Material supplied:
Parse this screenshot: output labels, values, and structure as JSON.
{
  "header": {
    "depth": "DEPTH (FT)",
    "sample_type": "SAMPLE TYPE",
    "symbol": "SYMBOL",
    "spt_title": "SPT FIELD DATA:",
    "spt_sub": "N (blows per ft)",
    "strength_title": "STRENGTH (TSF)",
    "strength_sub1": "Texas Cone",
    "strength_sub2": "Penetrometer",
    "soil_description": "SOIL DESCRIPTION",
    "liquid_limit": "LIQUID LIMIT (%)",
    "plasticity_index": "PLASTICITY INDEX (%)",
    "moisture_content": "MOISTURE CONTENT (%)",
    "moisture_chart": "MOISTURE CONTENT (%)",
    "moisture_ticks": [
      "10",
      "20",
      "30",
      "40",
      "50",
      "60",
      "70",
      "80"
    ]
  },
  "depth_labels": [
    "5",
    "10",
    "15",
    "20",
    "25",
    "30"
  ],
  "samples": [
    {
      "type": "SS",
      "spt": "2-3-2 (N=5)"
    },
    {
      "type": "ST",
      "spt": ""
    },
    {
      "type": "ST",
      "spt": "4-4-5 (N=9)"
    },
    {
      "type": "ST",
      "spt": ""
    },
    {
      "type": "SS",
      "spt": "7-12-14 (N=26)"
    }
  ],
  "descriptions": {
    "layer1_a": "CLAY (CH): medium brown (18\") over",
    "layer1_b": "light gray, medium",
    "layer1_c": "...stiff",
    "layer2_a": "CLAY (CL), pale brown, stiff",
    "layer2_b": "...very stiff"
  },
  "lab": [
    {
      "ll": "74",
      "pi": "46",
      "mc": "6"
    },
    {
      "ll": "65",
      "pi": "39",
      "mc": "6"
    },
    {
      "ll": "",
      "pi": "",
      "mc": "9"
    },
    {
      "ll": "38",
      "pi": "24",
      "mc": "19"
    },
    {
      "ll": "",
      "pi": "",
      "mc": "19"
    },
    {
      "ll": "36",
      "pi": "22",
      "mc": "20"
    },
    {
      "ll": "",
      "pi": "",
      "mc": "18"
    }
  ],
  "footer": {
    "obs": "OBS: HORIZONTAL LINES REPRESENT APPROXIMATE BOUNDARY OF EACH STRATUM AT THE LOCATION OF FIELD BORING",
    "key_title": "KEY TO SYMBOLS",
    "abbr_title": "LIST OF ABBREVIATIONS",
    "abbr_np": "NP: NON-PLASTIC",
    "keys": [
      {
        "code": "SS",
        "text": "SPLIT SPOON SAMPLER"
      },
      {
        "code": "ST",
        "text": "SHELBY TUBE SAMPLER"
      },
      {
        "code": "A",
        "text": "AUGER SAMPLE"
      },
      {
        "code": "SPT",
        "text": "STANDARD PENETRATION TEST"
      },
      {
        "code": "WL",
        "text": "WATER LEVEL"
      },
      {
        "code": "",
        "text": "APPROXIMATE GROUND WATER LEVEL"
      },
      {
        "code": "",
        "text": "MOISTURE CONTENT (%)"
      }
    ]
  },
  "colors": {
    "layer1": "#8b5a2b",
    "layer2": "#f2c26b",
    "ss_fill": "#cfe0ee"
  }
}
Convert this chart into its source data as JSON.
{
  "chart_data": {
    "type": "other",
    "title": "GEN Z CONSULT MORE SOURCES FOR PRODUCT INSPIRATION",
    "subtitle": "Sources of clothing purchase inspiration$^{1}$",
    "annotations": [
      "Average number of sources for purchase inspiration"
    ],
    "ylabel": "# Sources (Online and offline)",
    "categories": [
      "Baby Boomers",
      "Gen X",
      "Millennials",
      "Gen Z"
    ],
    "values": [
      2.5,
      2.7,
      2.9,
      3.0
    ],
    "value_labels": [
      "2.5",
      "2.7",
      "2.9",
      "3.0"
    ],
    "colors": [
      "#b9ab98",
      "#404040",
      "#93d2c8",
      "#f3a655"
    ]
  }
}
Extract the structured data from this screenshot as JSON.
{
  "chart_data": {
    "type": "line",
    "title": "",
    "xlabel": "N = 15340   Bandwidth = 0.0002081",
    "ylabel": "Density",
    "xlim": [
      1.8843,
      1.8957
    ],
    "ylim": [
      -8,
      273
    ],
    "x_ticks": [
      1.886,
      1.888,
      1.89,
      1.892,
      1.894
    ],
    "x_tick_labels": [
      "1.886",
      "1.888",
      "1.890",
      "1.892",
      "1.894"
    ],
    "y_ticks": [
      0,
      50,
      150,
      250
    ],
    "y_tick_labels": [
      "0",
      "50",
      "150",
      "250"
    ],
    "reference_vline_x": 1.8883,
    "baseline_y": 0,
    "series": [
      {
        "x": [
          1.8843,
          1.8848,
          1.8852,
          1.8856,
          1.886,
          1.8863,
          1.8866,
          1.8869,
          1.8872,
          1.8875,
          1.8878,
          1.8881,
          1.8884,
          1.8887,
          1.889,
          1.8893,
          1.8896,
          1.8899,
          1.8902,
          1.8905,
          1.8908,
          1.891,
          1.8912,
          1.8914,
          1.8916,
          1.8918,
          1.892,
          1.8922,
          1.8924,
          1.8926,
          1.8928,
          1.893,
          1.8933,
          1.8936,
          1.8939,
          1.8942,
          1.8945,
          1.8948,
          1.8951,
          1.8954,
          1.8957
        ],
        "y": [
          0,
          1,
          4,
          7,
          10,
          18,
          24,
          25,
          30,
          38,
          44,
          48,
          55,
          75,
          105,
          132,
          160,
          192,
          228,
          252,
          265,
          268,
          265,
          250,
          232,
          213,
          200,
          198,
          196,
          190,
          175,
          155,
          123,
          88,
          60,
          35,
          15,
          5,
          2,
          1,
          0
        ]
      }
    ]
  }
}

Required task: Select the lines from the entries that include the word "WATER".

Output of the task:
        "text": "WATER LEVEL"
        "text": "APPROXIMATE GROUND WATER LEVEL"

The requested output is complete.